Retype all material exactly. Pictures stay out of the copy.

### DATA PROVIDED
▼

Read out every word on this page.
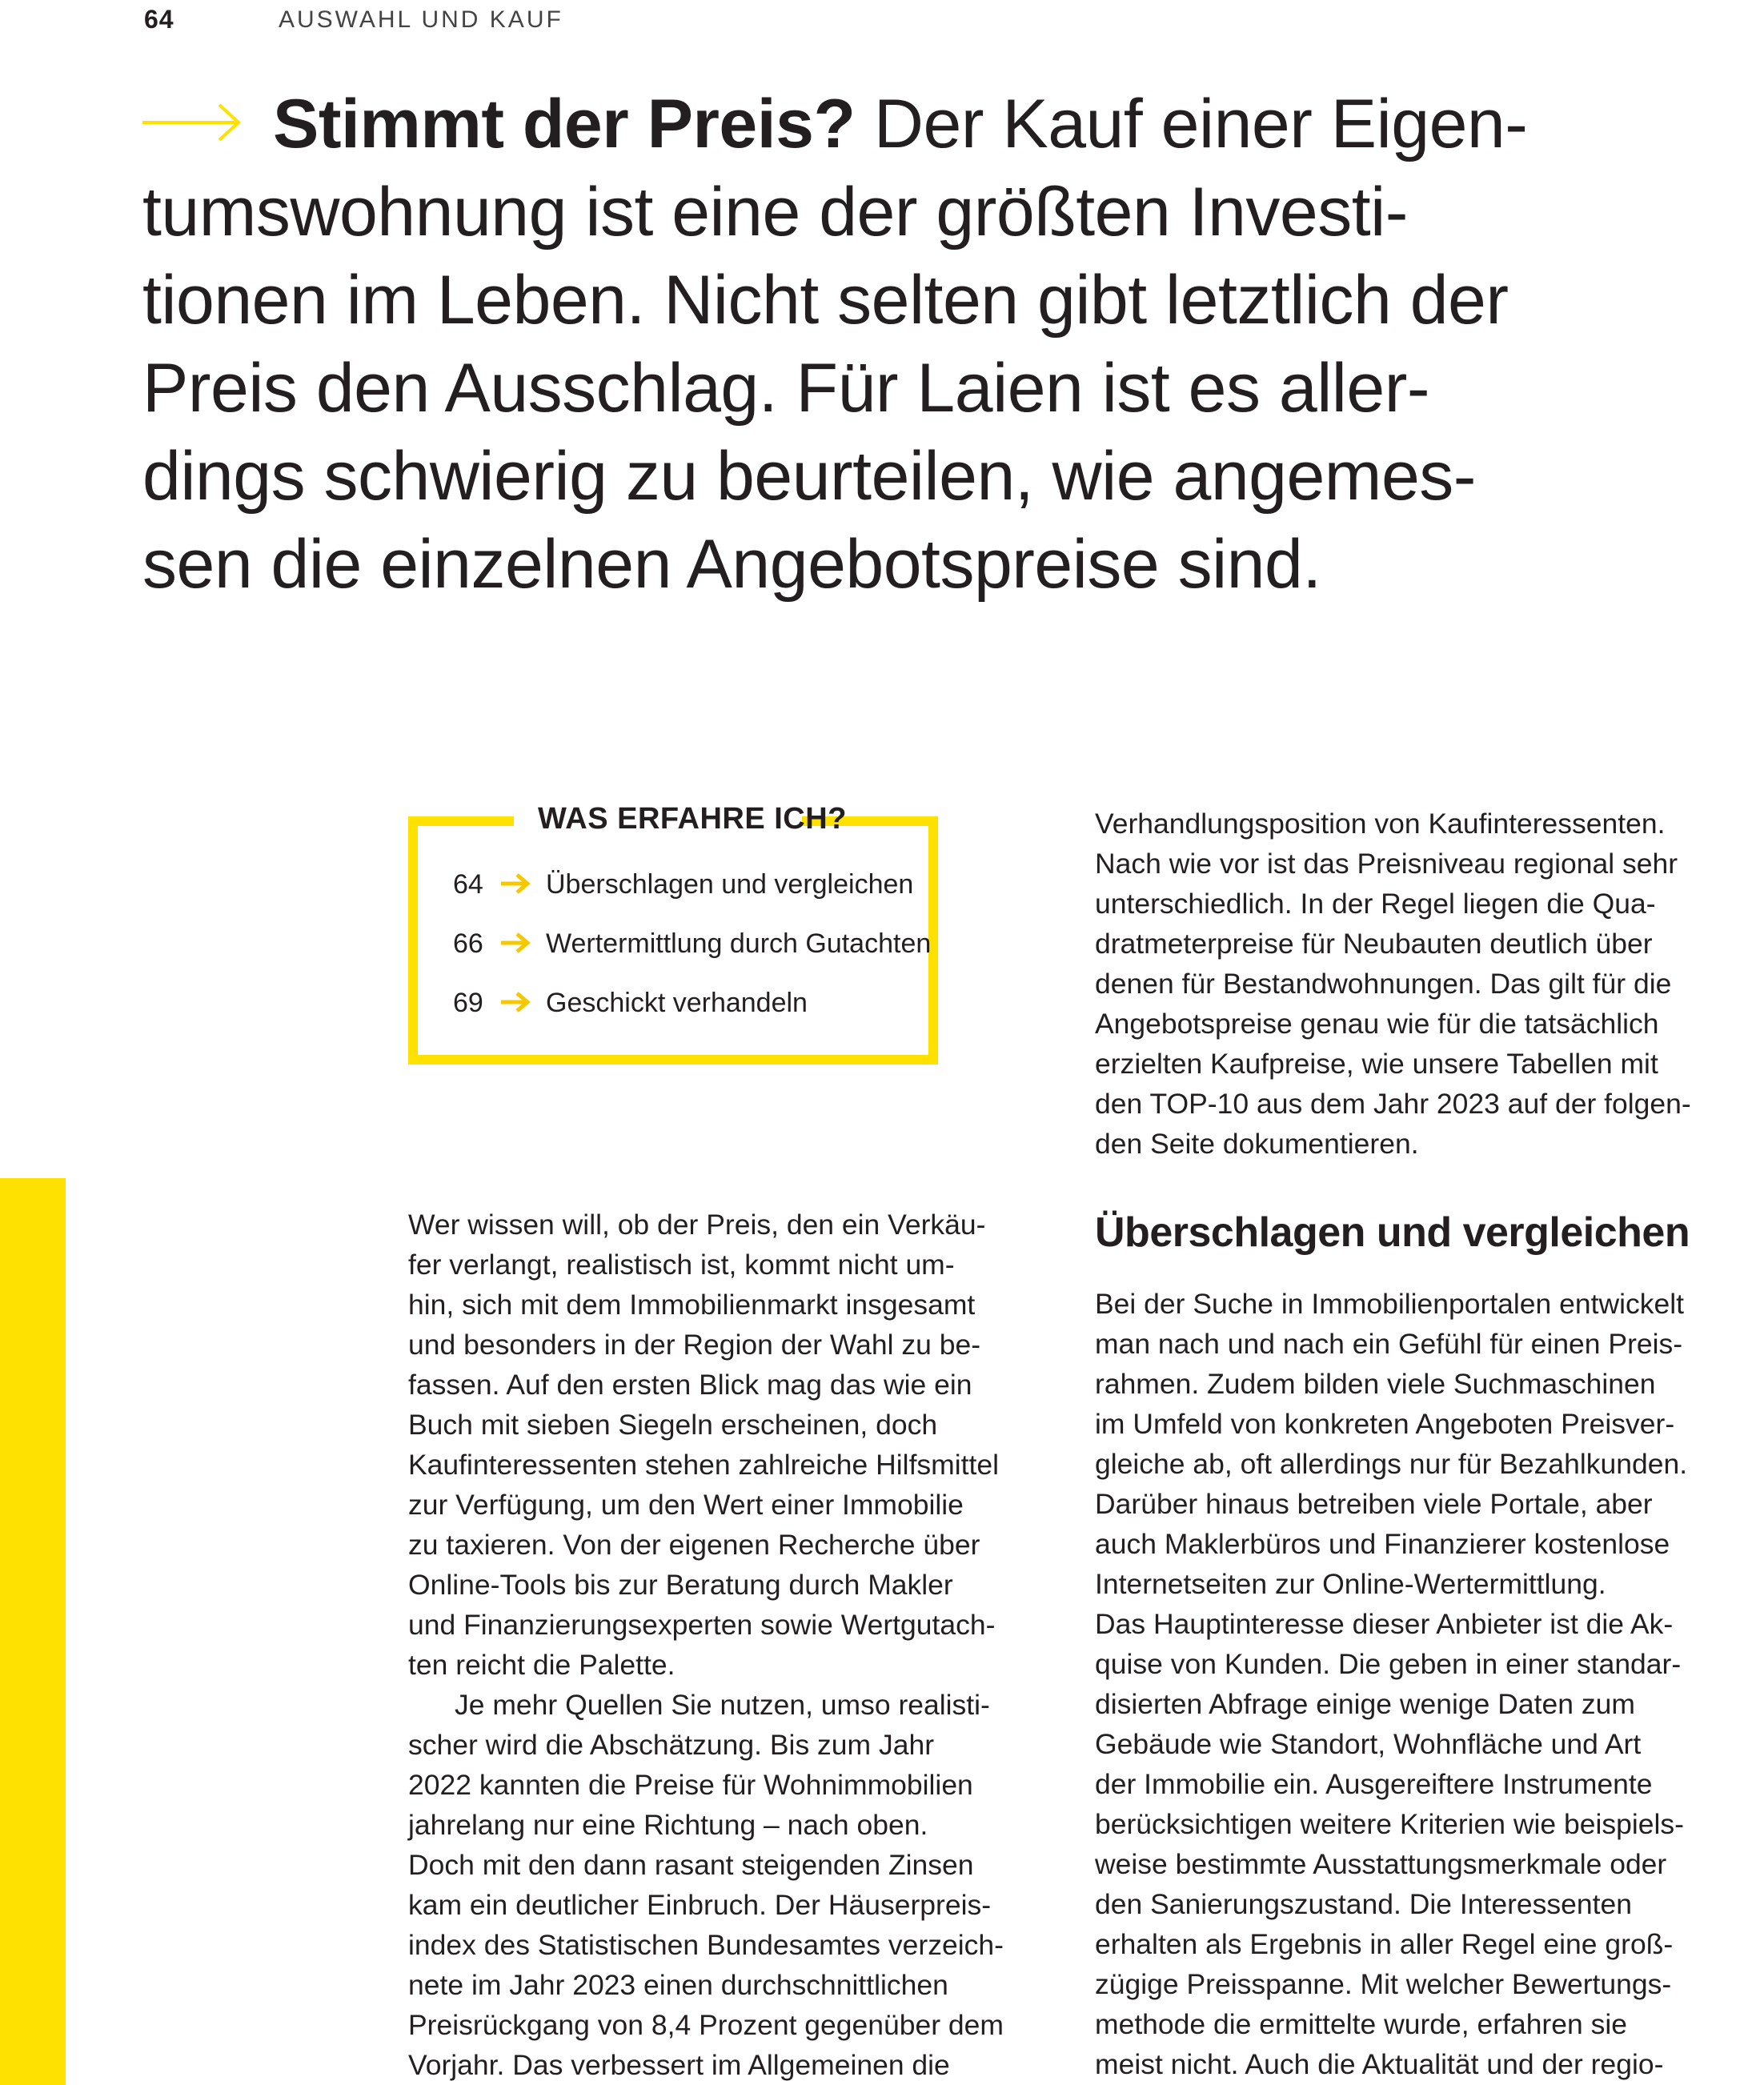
64	AUSWAHL UND KAUF
Stimmt der Preis? Der Kauf einer Eigen-
tumswohnung ist eine der größten Investi-
tionen im Leben. Nicht selten gibt letztlich der
Preis den Ausschlag. Für Laien ist es aller-
dings schwierig zu beurteilen, wie angemes-
sen die einzelnen Angebotspreise sind.
WAS ERFAHRE ICH?
64 Überschlagen und vergleichen
66 Wertermittlung durch Gutachten
69 Geschickt verhandeln

Wer wissen will, ob der Preis, den ein Verkäu-
fer verlangt, realistisch ist, kommt nicht um-
hin, sich mit dem Immobilienmarkt insgesamt
und besonders in der Region der Wahl zu be-
fassen. Auf den ersten Blick mag das wie ein
Buch mit sieben Siegeln erscheinen, doch
Kaufinteressenten stehen zahlreiche Hilfsmittel
zur Verfügung, um den Wert einer Immobilie
zu taxieren. Von der eigenen Recherche über
Online-Tools bis zur Beratung durch Makler
und Finanzierungsexperten sowie Wertgutach-
ten reicht die Palette.

Je mehr Quellen Sie nutzen, umso realisti-
scher wird die Abschätzung. Bis zum Jahr
2022 kannten die Preise für Wohnimmobilien
jahrelang nur eine Richtung – nach oben.
Doch mit den dann rasant steigenden Zinsen
kam ein deutlicher Einbruch. Der Häuserpreis-
index des Statistischen Bundesamtes verzeich-
nete im Jahr 2023 einen durchschnittlichen
Preisrückgang von 8,4 Prozent gegenüber dem
Vorjahr. Das verbessert im Allgemeinen die

Verhandlungsposition von Kaufinteressenten.
Nach wie vor ist das Preisniveau regional sehr
unterschiedlich. In der Regel liegen die Qua-
dratmeterpreise für Neubauten deutlich über
denen für Bestandwohnungen. Das gilt für die
Angebotspreise genau wie für die tatsächlich
erzielten Kaufpreise, wie unsere Tabellen mit
den TOP-10 aus dem Jahr 2023 auf der folgen-
den Seite dokumentieren.
Überschlagen und vergleichen
Bei der Suche in Immobilienportalen entwickelt
man nach und nach ein Gefühl für einen Preis-
rahmen. Zudem bilden viele Suchmaschinen
im Umfeld von konkreten Angeboten Preisver-
gleiche ab, oft allerdings nur für Bezahlkunden.
Darüber hinaus betreiben viele Portale, aber
auch Maklerbüros und Finanzierer kostenlose
Internetseiten zur Online-Wertermittlung.
Das Hauptinteresse dieser Anbieter ist die Ak-
quise von Kunden. Die geben in einer standar-
disierten Abfrage einige wenige Daten zum
Gebäude wie Standort, Wohnfläche und Art
der Immobilie ein. Ausgereiftere Instrumente
berücksichtigen weitere Kriterien wie beispiels-
weise bestimmte Ausstattungsmerkmale oder
den Sanierungszustand. Die Interessenten
erhalten als Ergebnis in aller Regel eine groß-
zügige Preisspanne. Mit welcher Bewertungs-
methode die ermittelte wurde, erfahren sie
meist nicht. Auch die Aktualität und der regio-
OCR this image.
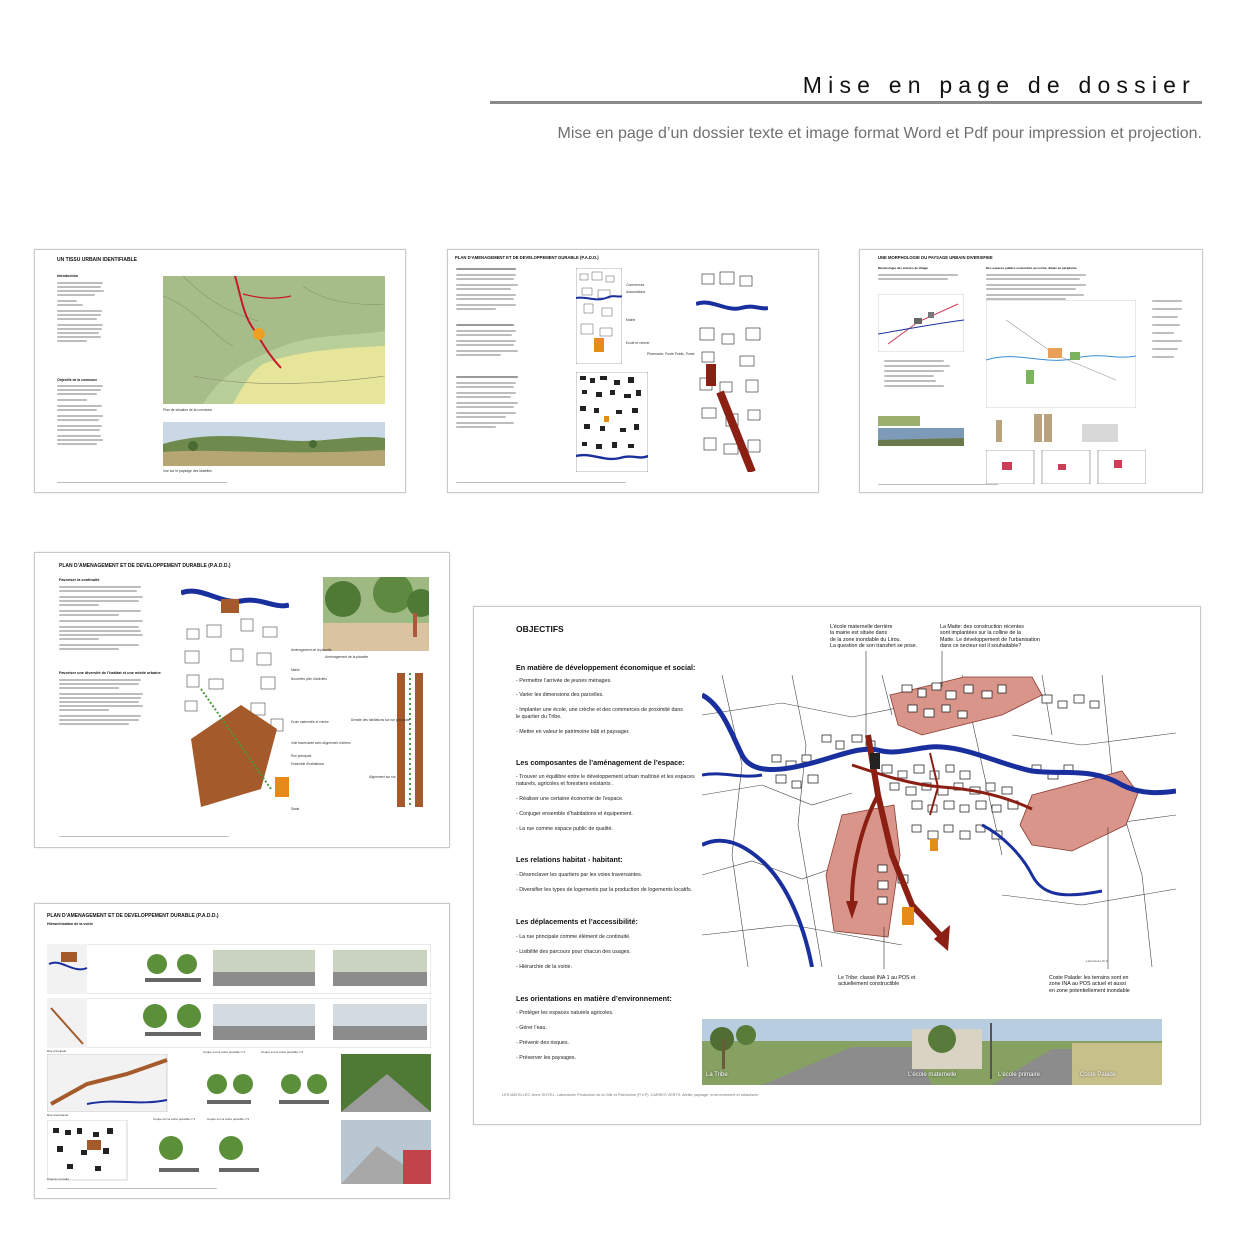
Mise en page de dossier
Mise en page d’un dossier texte et image format Word et Pdf pour impression et projection.
UN TISSU URBAIN IDENTIFIABLE
Introduction
Objectifs de la commune
Plan de situation de la commune
Vue sur le paysage des Matelles
PLAN D’AMENAGEMENT ET DE DEVELOPPEMENT DURABLE (P.A.D.D.)
Commerces
Associations
Mairie
Ecole et crèche
Pharmacie, Poste Public, Poste
UNE MORPHOLOGIE DU PAYSAGE URBAIN DIVERSIFIEE
Morphologie des entrées de village	Des espaces publics concentrés au centre, diluée en périphérie
PLAN D’AMENAGEMENT ET DE DEVELOPPEMENT DURABLE (P.A.D.D.)
Favoriser la continuité
Favoriser une diversité de l’habitat et une mixité urbaine
Aménagement de la placette
Aménagement de la placette
Mairie
Nouvelles pôle d’activités
Ecole maternelle et crèche
Voie traversante avec alignement d’arbres
Rue principale
Ensemble d’habitations
Stade
Densité des habitations sur rue principale
Alignement sur rue
PLAN D’AMENAGEMENT ET DE DEVELOPPEMENT DURABLE (P.A.D.D.)
Hiérarchisation de la voirie
Rue principale	Coupe sur la voirie possible n°1	Coupe sur la voirie possible n°2
Rue traversante
Coupe sur la voirie possible n°1	Coupe sur la voirie possible n°2
Chemin et ruelle
OBJECTIFS
En matière de développement économique et social:
- Permettre l’arrivée de jeunes ménages.
- Varier les dimensions des parcelles.
- Implanter une école, une crèche et des commerces de proximité dans
le quartier du Tribe.
- Mettre en valeur le patrimoine bâti et paysager.
Les composantes de l’aménagement de l’espace:
- Trouver un équilibre entre le développement urbain maîtrisé et les espaces
naturels, agricoles et forestiers existants .
- Réaliser une certaine économie de l’espace.
- Conjuger ensemble d’habitations et équipement.
- La rue comme espace public de qualité.
Les relations habitat - habitant:
- Désenclaver les quartiers par les voies traversantes.
- Diversifier les types de logements par la production de logements locatifs.
Les déplacements et l’accessibilité:
- La rue principale comme élément de continuité.
- Lisibilité des parcours pour chacun des usages.
- Hiérarchie de la voirie.
Les orientations en matière d’environnement:
- Protéger les espaces naturels agricoles.
- Gérer l’eau.
- Prévenir des risques.
- Préserver les paysages.
L’école maternelle derrière
la mairie est située dans
de la zone inondable du Lirou.
La question de son transfert se pose.
La Matte: des construction récentes
sont implantées sur la colline de la
Matte. Le développement de l’urbanisation
dans ce secteur est il souhaitable?
Le Tribe: classé INA 1 au POS et
actuellement constructible
Coste Palade: les terrains sont en
zone INA au POS actuel et aussi
en zone potentiellement inondable
Laboratoire P.I.P
La Tribe	L’école maternelle	L’école primaire	Coste Palade
LES MATELLES. Anne SIXTEL, Laboratoire Production de la Ville et Patrimoine (P.V.P), CARRES VERTS. Atelier paysage, environnement et urbanisme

▲

### ANSWER TO THIS EXERCISE
Read out every word on this page.
64	AUSWAHL UND KAUF
Stimmt der Preis? Der Kauf einer Eigen-
tumswohnung ist eine der größten Investi-
tionen im Leben. Nicht selten gibt letztlich der
Preis den Ausschlag. Für Laien ist es aller-
dings schwierig zu beurteilen, wie angemes-
sen die einzelnen Angebotspreise sind.
WAS ERFAHRE ICH?
64 Überschlagen und vergleichen
66 Wertermittlung durch Gutachten
69 Geschickt verhandeln

Wer wissen will, ob der Preis, den ein Verkäu-
fer verlangt, realistisch ist, kommt nicht um-
hin, sich mit dem Immobilienmarkt insgesamt
und besonders in der Region der Wahl zu be-
fassen. Auf den ersten Blick mag das wie ein
Buch mit sieben Siegeln erscheinen, doch
Kaufinteressenten stehen zahlreiche Hilfsmittel
zur Verfügung, um den Wert einer Immobilie
zu taxieren. Von der eigenen Recherche über
Online-Tools bis zur Beratung durch Makler
und Finanzierungsexperten sowie Wertgutach-
ten reicht die Palette.

Je mehr Quellen Sie nutzen, umso realisti-
scher wird die Abschätzung. Bis zum Jahr
2022 kannten die Preise für Wohnimmobilien
jahrelang nur eine Richtung – nach oben.
Doch mit den dann rasant steigenden Zinsen
kam ein deutlicher Einbruch. Der Häuserpreis-
index des Statistischen Bundesamtes verzeich-
nete im Jahr 2023 einen durchschnittlichen
Preisrückgang von 8,4 Prozent gegenüber dem
Vorjahr. Das verbessert im Allgemeinen die

Verhandlungsposition von Kaufinteressenten.
Nach wie vor ist das Preisniveau regional sehr
unterschiedlich. In der Regel liegen die Qua-
dratmeterpreise für Neubauten deutlich über
denen für Bestandwohnungen. Das gilt für die
Angebotspreise genau wie für die tatsächlich
erzielten Kaufpreise, wie unsere Tabellen mit
den TOP-10 aus dem Jahr 2023 auf der folgen-
den Seite dokumentieren.
Überschlagen und vergleichen
Bei der Suche in Immobilienportalen entwickelt
man nach und nach ein Gefühl für einen Preis-
rahmen. Zudem bilden viele Suchmaschinen
im Umfeld von konkreten Angeboten Preisver-
gleiche ab, oft allerdings nur für Bezahlkunden.
Darüber hinaus betreiben viele Portale, aber
auch Maklerbüros und Finanzierer kostenlose
Internetseiten zur Online-Wertermittlung.
Das Hauptinteresse dieser Anbieter ist die Ak-
quise von Kunden. Die geben in einer standar-
disierten Abfrage einige wenige Daten zum
Gebäude wie Standort, Wohnfläche und Art
der Immobilie ein. Ausgereiftere Instrumente
berücksichtigen weitere Kriterien wie beispiels-
weise bestimmte Ausstattungsmerkmale oder
den Sanierungszustand. Die Interessenten
erhalten als Ergebnis in aller Regel eine groß-
zügige Preisspanne. Mit welcher Bewertungs-
methode die ermittelte wurde, erfahren sie
meist nicht. Auch die Aktualität und der regio-
OCR this image.
Mise en page de dossier
Mise en page d’un dossier texte et image format Word et Pdf pour impression et projection.
UN TISSU URBAIN IDENTIFIABLE
Introduction
Objectifs de la commune
Plan de situation de la commune
Vue sur le paysage des Matelles
PLAN D’AMENAGEMENT ET DE DEVELOPPEMENT DURABLE (P.A.D.D.)
Commerces
Associations
Mairie
Ecole et crèche
Pharmacie, Poste Public, Poste
UNE MORPHOLOGIE DU PAYSAGE URBAIN DIVERSIFIEE
Morphologie des entrées de village	Des espaces publics concentrés au centre, diluée en périphérie
PLAN D’AMENAGEMENT ET DE DEVELOPPEMENT DURABLE (P.A.D.D.)
Favoriser la continuité
Favoriser une diversité de l’habitat et une mixité urbaine
Aménagement de la placette
Aménagement de la placette
Mairie
Nouvelles pôle d’activités
Ecole maternelle et crèche
Voie traversante avec alignement d’arbres
Rue principale
Ensemble d’habitations
Stade
Densité des habitations sur rue principale
Alignement sur rue
PLAN D’AMENAGEMENT ET DE DEVELOPPEMENT DURABLE (P.A.D.D.)
Hiérarchisation de la voirie
Rue principale	Coupe sur la voirie possible n°1	Coupe sur la voirie possible n°2
Rue traversante
Coupe sur la voirie possible n°1	Coupe sur la voirie possible n°2
Chemin et ruelle
OBJECTIFS
En matière de développement économique et social:
- Permettre l’arrivée de jeunes ménages.
- Varier les dimensions des parcelles.
- Implanter une école, une crèche et des commerces de proximité dans
le quartier du Tribe.
- Mettre en valeur le patrimoine bâti et paysager.
Les composantes de l’aménagement de l’espace:
- Trouver un équilibre entre le développement urbain maîtrisé et les espaces
naturels, agricoles et forestiers existants .
- Réaliser une certaine économie de l’espace.
- Conjuger ensemble d’habitations et équipement.
- La rue comme espace public de qualité.
Les relations habitat - habitant:
- Désenclaver les quartiers par les voies traversantes.
- Diversifier les types de logements par la production de logements locatifs.
Les déplacements et l’accessibilité:
- La rue principale comme élément de continuité.
- Lisibilité des parcours pour chacun des usages.
- Hiérarchie de la voirie.
Les orientations en matière d’environnement:
- Protéger les espaces naturels agricoles.
- Gérer l’eau.
- Prévenir des risques.
- Préserver les paysages.
L’école maternelle derrière
la mairie est située dans
de la zone inondable du Lirou.
La question de son transfert se pose.
La Matte: des construction récentes
sont implantées sur la colline de la
Matte. Le développement de l’urbanisation
dans ce secteur est il souhaitable?
Le Tribe: classé INA 1 au POS et
actuellement constructible
Coste Palade: les terrains sont en
zone INA au POS actuel et aussi
en zone potentiellement inondable
Laboratoire P.I.P
La Tribe	L’école maternelle	L’école primaire	Coste Palade
LES MATELLES. Anne SIXTEL, Laboratoire Production de la Ville et Patrimoine (P.V.P), CARRES VERTS. Atelier paysage, environnement et urbanisme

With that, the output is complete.